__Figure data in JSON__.

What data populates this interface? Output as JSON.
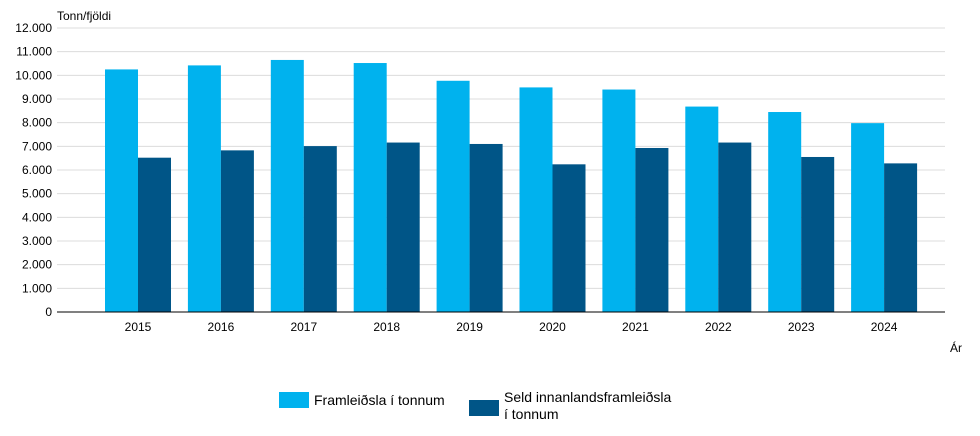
{
  "chart_data": {
    "type": "bar",
    "ylabel": "Tonn/fjöldi",
    "xlabel": "Ár",
    "categories": [
      "2015",
      "2016",
      "2017",
      "2018",
      "2019",
      "2020",
      "2021",
      "2022",
      "2023",
      "2024"
    ],
    "series": [
      {
        "name": "Framleiðsla í tonnum",
        "color": "#00b2ee",
        "values": [
          10250,
          10420,
          10650,
          10520,
          9770,
          9490,
          9400,
          8680,
          8450,
          7980
        ]
      },
      {
        "name_lines": [
          "Seld innanlandsframleiðsla",
          "í tonnum"
        ],
        "color": "#005587",
        "values": [
          6520,
          6830,
          7010,
          7160,
          7100,
          6240,
          6930,
          7160,
          6550,
          6280
        ]
      }
    ],
    "ylim": [
      0,
      12000
    ],
    "yticks": [
      0,
      1000,
      2000,
      3000,
      4000,
      5000,
      6000,
      7000,
      8000,
      9000,
      10000,
      11000,
      12000
    ],
    "ytick_labels": [
      "0",
      "1.000",
      "2.000",
      "3.000",
      "4.000",
      "5.000",
      "6.000",
      "7.000",
      "8.000",
      "9.000",
      "10.000",
      "11.000",
      "12.000"
    ],
    "grid": true,
    "legend_position": "bottom"
  }
}
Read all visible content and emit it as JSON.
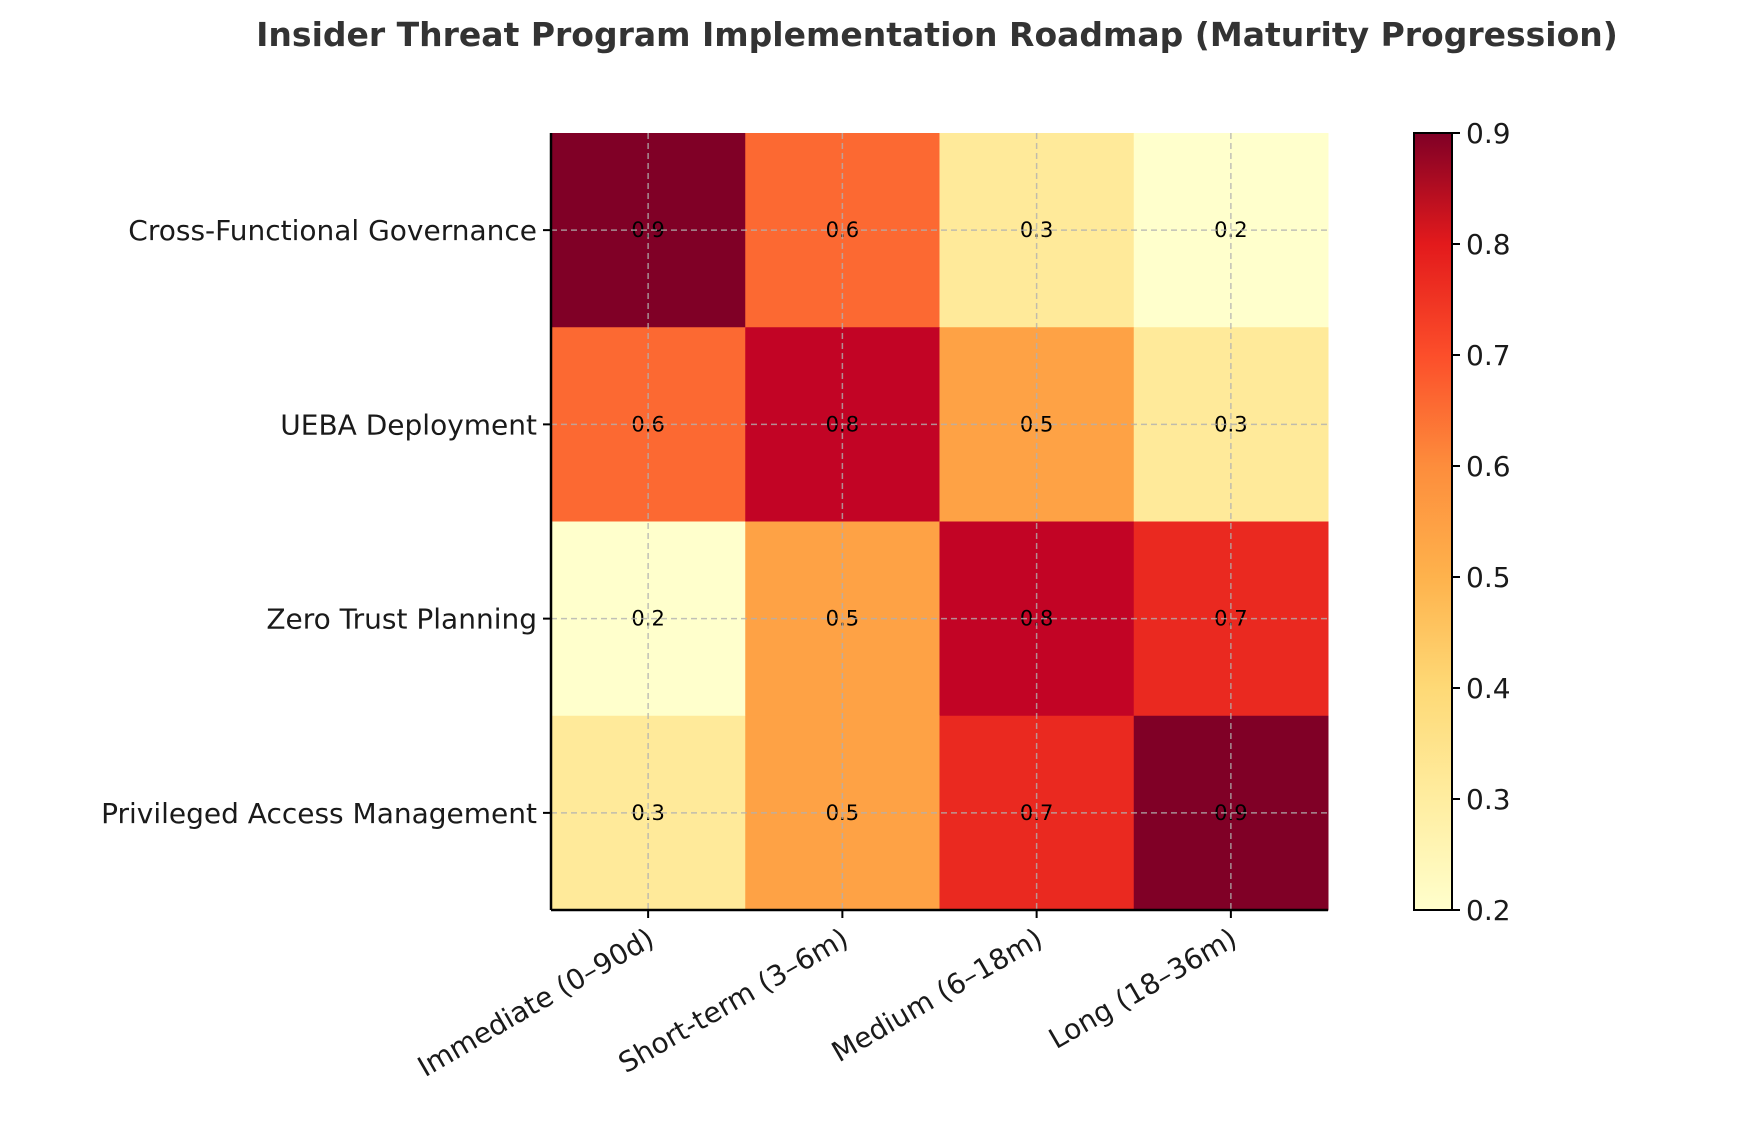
{
  "chart_data": {
    "type": "heatmap",
    "title": "Insider Threat Program Implementation Roadmap (Maturity Progression)",
    "xlabel": "",
    "ylabel": "",
    "rows": [
      "Cross-Functional Governance",
      "UEBA Deployment",
      "Zero Trust Planning",
      "Privileged Access Management"
    ],
    "columns": [
      "Immediate (0–90d)",
      "Short-term (3–6m)",
      "Medium (6–18m)",
      "Long (18–36m)"
    ],
    "values": [
      [
        0.9,
        0.6,
        0.3,
        0.2
      ],
      [
        0.6,
        0.8,
        0.5,
        0.3
      ],
      [
        0.2,
        0.5,
        0.8,
        0.7
      ],
      [
        0.3,
        0.5,
        0.7,
        0.9
      ]
    ],
    "value_labels": [
      [
        "0.9",
        "0.6",
        "0.3",
        "0.2"
      ],
      [
        "0.6",
        "0.8",
        "0.5",
        "0.3"
      ],
      [
        "0.2",
        "0.5",
        "0.8",
        "0.7"
      ],
      [
        "0.3",
        "0.5",
        "0.7",
        "0.9"
      ]
    ],
    "colormap": "YlOrRd",
    "grid": true,
    "colorbar": {
      "range": [
        0.2,
        0.9
      ],
      "ticks": [
        0.2,
        0.3,
        0.4,
        0.5,
        0.6,
        0.7,
        0.8,
        0.9
      ],
      "tick_labels": [
        "0.2",
        "0.3",
        "0.4",
        "0.5",
        "0.6",
        "0.7",
        "0.8",
        "0.9"
      ],
      "placement": "right"
    }
  }
}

__TO BE DONE__. Copy out all the data exactly; skip the pictures.

__THE COMPLETED TASK__.
What data populates this interface? Output as JSON.
{
  "chart_data": {
    "type": "bar",
    "ylabel": "Tonn/fjöldi",
    "xlabel": "Ár",
    "categories": [
      "2015",
      "2016",
      "2017",
      "2018",
      "2019",
      "2020",
      "2021",
      "2022",
      "2023",
      "2024"
    ],
    "series": [
      {
        "name": "Framleiðsla í tonnum",
        "color": "#00b2ee",
        "values": [
          10250,
          10420,
          10650,
          10520,
          9770,
          9490,
          9400,
          8680,
          8450,
          7980
        ]
      },
      {
        "name_lines": [
          "Seld innanlandsframleiðsla",
          "í tonnum"
        ],
        "color": "#005587",
        "values": [
          6520,
          6830,
          7010,
          7160,
          7100,
          6240,
          6930,
          7160,
          6550,
          6280
        ]
      }
    ],
    "ylim": [
      0,
      12000
    ],
    "yticks": [
      0,
      1000,
      2000,
      3000,
      4000,
      5000,
      6000,
      7000,
      8000,
      9000,
      10000,
      11000,
      12000
    ],
    "ytick_labels": [
      "0",
      "1.000",
      "2.000",
      "3.000",
      "4.000",
      "5.000",
      "6.000",
      "7.000",
      "8.000",
      "9.000",
      "10.000",
      "11.000",
      "12.000"
    ],
    "grid": true,
    "legend_position": "bottom"
  }
}
Read all visible content and emit it as JSON.
{
  "chart_data": {
    "type": "heatmap",
    "title": "Insider Threat Program Implementation Roadmap (Maturity Progression)",
    "xlabel": "",
    "ylabel": "",
    "rows": [
      "Cross-Functional Governance",
      "UEBA Deployment",
      "Zero Trust Planning",
      "Privileged Access Management"
    ],
    "columns": [
      "Immediate (0–90d)",
      "Short-term (3–6m)",
      "Medium (6–18m)",
      "Long (18–36m)"
    ],
    "values": [
      [
        0.9,
        0.6,
        0.3,
        0.2
      ],
      [
        0.6,
        0.8,
        0.5,
        0.3
      ],
      [
        0.2,
        0.5,
        0.8,
        0.7
      ],
      [
        0.3,
        0.5,
        0.7,
        0.9
      ]
    ],
    "value_labels": [
      [
        "0.9",
        "0.6",
        "0.3",
        "0.2"
      ],
      [
        "0.6",
        "0.8",
        "0.5",
        "0.3"
      ],
      [
        "0.2",
        "0.5",
        "0.8",
        "0.7"
      ],
      [
        "0.3",
        "0.5",
        "0.7",
        "0.9"
      ]
    ],
    "colormap": "YlOrRd",
    "grid": true,
    "colorbar": {
      "range": [
        0.2,
        0.9
      ],
      "ticks": [
        0.2,
        0.3,
        0.4,
        0.5,
        0.6,
        0.7,
        0.8,
        0.9
      ],
      "tick_labels": [
        "0.2",
        "0.3",
        "0.4",
        "0.5",
        "0.6",
        "0.7",
        "0.8",
        "0.9"
      ],
      "placement": "right"
    }
  }
}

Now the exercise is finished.